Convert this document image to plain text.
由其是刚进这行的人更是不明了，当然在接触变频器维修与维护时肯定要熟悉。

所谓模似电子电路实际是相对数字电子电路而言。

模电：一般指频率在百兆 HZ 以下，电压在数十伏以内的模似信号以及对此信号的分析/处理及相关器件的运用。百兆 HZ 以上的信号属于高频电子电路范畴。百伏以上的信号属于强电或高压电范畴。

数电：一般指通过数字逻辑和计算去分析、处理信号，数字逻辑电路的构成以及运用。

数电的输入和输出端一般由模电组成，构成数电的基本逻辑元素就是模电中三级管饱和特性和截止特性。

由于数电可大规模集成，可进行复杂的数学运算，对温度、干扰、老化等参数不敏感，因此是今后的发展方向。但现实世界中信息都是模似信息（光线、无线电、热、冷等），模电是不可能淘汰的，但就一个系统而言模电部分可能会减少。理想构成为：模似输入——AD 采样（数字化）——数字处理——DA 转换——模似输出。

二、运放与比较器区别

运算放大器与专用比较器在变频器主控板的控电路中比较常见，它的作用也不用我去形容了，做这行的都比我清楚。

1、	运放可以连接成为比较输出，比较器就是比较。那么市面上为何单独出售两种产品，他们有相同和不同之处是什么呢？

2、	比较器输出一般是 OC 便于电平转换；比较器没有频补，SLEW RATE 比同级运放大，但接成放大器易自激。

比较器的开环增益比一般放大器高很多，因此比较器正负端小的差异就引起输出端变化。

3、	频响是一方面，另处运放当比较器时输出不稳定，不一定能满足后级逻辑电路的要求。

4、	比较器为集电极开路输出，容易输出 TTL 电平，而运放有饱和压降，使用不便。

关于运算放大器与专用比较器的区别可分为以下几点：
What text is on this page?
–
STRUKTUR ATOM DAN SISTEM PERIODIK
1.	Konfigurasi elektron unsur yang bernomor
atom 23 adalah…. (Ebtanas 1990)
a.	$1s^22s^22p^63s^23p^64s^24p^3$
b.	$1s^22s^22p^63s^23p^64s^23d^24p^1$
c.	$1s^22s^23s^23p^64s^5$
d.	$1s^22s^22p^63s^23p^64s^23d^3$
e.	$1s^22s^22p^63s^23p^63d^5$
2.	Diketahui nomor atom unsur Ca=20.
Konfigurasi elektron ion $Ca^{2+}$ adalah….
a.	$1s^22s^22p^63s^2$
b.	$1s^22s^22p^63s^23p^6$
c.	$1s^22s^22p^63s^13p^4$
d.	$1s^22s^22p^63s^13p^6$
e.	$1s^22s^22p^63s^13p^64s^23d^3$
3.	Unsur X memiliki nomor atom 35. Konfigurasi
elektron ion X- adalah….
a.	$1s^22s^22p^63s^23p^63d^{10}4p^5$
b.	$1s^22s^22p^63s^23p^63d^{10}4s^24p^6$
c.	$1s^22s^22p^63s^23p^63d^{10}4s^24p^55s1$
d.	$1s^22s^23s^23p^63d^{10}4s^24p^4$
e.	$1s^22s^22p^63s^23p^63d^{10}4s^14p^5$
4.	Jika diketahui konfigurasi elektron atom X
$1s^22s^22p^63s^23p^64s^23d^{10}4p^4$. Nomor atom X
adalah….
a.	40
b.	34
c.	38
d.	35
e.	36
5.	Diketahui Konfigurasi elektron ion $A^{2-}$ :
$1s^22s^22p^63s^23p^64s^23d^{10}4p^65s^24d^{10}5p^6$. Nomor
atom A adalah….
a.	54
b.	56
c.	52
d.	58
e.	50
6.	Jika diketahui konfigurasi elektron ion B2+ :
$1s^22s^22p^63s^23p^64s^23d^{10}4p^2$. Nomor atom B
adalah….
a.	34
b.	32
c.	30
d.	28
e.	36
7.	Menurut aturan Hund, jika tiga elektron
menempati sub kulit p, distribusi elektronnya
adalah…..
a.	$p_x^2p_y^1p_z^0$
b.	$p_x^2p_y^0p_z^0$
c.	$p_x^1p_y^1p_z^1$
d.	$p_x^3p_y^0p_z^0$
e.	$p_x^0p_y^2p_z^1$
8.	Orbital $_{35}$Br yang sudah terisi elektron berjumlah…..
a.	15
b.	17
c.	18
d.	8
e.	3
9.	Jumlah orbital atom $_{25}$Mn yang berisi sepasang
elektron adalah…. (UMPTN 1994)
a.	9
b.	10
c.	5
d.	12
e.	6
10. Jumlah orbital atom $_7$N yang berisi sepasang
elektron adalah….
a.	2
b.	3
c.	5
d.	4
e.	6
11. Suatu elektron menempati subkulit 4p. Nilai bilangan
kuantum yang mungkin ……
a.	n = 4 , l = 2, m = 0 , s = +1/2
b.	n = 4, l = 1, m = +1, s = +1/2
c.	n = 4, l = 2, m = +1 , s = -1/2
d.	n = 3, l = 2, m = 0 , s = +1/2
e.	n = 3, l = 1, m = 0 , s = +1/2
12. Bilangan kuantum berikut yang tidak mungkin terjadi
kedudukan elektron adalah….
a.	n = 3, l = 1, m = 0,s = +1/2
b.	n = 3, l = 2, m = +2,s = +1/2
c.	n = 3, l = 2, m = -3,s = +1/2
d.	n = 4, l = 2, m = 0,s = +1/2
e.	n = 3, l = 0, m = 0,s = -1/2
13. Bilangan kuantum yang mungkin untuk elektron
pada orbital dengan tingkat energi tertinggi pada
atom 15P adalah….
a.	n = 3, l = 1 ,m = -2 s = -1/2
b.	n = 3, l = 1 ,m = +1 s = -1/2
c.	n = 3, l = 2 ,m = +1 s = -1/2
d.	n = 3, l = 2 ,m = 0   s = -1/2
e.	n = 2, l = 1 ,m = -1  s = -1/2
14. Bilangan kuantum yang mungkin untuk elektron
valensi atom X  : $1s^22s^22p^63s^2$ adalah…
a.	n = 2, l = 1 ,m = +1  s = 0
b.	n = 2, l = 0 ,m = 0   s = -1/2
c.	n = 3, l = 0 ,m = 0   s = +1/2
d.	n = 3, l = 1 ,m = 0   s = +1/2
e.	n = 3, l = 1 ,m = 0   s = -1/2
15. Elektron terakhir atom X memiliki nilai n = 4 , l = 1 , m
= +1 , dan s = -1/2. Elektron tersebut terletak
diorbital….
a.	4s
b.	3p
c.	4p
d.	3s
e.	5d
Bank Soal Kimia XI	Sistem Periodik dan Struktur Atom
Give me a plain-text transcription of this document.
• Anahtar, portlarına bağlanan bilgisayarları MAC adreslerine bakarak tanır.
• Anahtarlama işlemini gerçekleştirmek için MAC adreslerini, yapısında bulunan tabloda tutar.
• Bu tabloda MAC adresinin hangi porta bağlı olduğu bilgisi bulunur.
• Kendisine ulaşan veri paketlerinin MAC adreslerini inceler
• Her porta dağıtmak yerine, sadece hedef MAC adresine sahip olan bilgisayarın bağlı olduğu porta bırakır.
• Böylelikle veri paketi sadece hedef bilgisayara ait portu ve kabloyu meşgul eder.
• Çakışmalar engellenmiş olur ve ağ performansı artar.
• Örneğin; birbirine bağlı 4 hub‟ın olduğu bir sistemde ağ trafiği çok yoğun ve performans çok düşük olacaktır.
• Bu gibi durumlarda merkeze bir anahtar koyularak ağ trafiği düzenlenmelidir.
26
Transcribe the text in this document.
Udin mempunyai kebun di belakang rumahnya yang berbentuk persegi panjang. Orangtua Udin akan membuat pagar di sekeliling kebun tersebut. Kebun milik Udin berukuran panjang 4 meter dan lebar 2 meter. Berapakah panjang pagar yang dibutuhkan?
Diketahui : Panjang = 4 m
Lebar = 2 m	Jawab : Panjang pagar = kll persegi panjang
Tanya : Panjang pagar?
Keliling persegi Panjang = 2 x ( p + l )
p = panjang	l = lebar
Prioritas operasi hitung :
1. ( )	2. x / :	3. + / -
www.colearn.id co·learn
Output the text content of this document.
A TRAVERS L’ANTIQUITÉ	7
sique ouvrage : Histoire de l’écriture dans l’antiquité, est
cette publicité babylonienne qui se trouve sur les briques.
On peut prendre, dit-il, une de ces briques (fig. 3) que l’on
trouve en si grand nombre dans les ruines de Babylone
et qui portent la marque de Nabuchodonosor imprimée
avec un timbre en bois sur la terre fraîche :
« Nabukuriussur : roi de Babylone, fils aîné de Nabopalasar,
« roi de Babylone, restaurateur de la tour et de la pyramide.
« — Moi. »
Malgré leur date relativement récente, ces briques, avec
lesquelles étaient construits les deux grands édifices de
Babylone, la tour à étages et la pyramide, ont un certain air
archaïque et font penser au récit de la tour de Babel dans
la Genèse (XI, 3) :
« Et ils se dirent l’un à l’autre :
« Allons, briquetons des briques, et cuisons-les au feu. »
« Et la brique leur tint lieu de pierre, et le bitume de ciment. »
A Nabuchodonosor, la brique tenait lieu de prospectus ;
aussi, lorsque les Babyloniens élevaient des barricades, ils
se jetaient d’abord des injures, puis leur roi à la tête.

········

# [PROBLEM TO WORK ON]
Check the records above line by line and tally those holding the string "persegi". Answer with the number only.

# [SOLUTION BELOW]
3